Collected data

===

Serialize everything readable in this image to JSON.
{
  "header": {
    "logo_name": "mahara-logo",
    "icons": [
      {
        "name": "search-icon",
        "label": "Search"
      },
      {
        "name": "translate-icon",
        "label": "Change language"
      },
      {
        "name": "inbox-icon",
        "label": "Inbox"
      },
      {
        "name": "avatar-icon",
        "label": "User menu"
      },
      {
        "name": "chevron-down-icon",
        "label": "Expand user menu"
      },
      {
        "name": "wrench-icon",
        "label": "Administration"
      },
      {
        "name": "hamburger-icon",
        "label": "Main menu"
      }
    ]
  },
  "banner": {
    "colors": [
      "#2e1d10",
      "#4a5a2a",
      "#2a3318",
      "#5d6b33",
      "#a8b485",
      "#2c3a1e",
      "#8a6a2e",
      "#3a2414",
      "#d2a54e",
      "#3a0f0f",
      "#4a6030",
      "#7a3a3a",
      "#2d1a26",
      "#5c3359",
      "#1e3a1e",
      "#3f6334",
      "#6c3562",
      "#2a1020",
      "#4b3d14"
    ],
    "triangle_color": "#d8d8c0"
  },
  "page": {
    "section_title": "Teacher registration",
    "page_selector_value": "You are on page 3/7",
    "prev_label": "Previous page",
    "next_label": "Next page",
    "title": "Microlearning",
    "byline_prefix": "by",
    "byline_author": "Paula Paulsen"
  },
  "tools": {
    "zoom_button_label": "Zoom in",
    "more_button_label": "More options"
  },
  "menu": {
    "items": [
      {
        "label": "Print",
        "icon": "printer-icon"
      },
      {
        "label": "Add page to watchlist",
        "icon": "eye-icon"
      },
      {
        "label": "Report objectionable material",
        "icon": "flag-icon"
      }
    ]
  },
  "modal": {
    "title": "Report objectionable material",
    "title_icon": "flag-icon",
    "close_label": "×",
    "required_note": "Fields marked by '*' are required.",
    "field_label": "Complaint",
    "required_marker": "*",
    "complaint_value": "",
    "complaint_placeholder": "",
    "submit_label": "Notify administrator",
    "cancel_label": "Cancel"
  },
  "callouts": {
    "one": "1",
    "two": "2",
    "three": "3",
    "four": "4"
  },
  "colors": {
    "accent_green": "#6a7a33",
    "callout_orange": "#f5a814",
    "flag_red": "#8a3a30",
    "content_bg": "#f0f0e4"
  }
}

===

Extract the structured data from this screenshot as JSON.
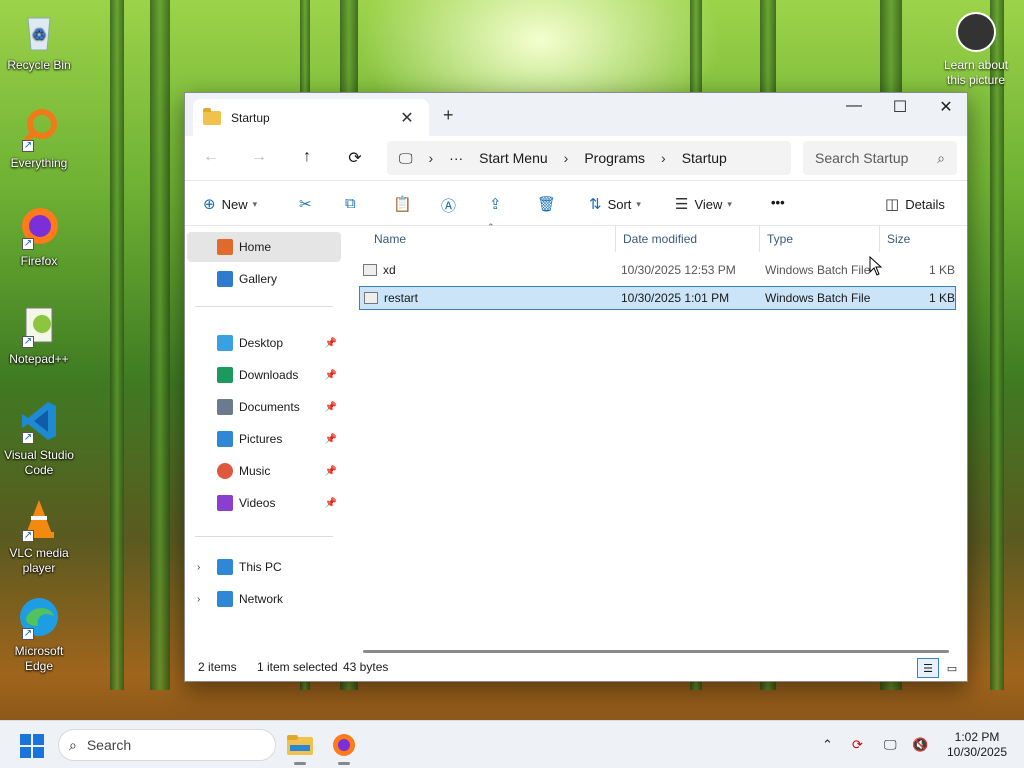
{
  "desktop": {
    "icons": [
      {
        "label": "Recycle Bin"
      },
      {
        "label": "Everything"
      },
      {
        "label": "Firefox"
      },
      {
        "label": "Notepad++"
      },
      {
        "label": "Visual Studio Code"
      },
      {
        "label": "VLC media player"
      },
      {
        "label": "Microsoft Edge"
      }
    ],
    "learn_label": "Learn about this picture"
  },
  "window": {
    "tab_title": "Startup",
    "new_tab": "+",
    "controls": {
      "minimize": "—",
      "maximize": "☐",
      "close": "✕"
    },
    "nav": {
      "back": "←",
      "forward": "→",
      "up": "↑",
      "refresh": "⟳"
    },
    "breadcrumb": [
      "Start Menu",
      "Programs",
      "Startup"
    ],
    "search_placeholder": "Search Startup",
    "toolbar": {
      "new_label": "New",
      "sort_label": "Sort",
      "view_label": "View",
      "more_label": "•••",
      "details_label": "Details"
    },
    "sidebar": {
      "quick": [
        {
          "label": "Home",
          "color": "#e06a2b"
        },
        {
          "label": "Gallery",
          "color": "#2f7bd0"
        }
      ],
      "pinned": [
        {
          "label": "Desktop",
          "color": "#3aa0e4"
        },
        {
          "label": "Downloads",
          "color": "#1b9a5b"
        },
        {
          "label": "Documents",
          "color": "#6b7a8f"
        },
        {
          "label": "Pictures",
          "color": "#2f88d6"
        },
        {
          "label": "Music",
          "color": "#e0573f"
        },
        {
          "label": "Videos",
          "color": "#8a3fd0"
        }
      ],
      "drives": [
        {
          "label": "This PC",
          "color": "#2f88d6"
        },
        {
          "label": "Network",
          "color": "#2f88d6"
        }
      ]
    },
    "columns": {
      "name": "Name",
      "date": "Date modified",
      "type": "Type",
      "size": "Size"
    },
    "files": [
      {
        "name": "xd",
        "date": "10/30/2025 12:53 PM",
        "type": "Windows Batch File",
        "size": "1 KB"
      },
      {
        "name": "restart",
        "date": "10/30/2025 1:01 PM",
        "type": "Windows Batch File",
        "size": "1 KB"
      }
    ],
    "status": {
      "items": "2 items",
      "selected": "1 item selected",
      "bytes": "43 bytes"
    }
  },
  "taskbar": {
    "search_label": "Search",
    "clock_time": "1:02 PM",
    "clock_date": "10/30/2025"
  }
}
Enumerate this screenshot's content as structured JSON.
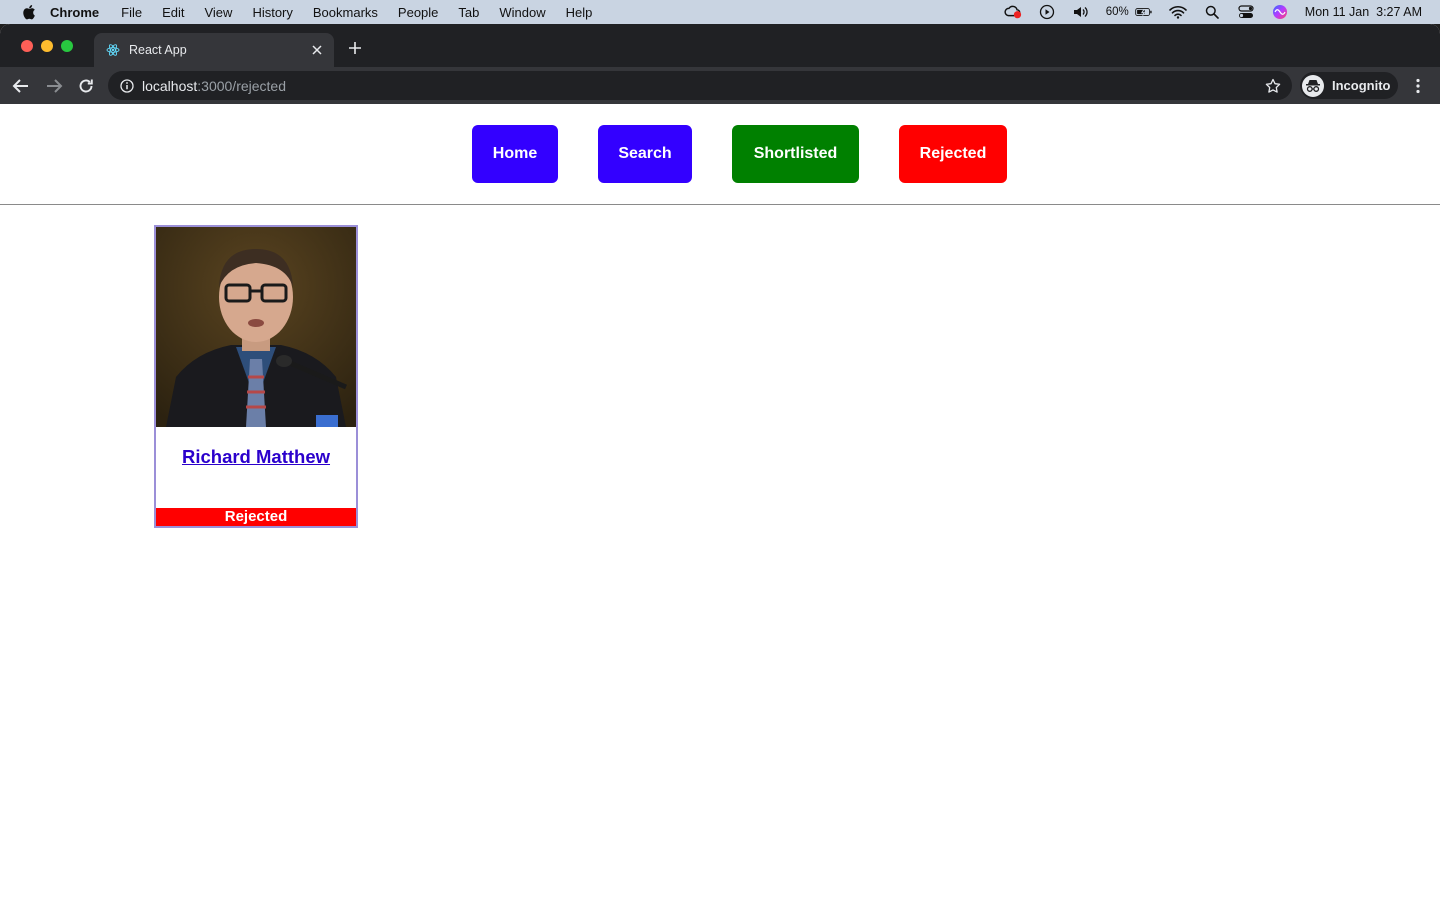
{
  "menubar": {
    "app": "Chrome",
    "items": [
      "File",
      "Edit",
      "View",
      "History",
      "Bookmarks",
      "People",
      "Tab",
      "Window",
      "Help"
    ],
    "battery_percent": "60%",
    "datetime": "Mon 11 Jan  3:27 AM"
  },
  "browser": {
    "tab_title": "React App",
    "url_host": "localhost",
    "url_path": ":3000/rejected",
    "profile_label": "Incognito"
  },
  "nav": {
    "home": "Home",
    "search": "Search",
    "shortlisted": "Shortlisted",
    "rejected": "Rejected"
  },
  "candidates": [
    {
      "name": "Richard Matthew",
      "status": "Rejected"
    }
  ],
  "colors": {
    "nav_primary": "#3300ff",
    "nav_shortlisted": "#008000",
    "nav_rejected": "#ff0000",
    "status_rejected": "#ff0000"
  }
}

===

## WHAT TO DO:
Go through the material above and copy each line that has the word "structured".

## WRITTEN ANSWER:
Extract the structured data from this screenshot as JSON.
Enumerate this screenshot's content as structured JSON.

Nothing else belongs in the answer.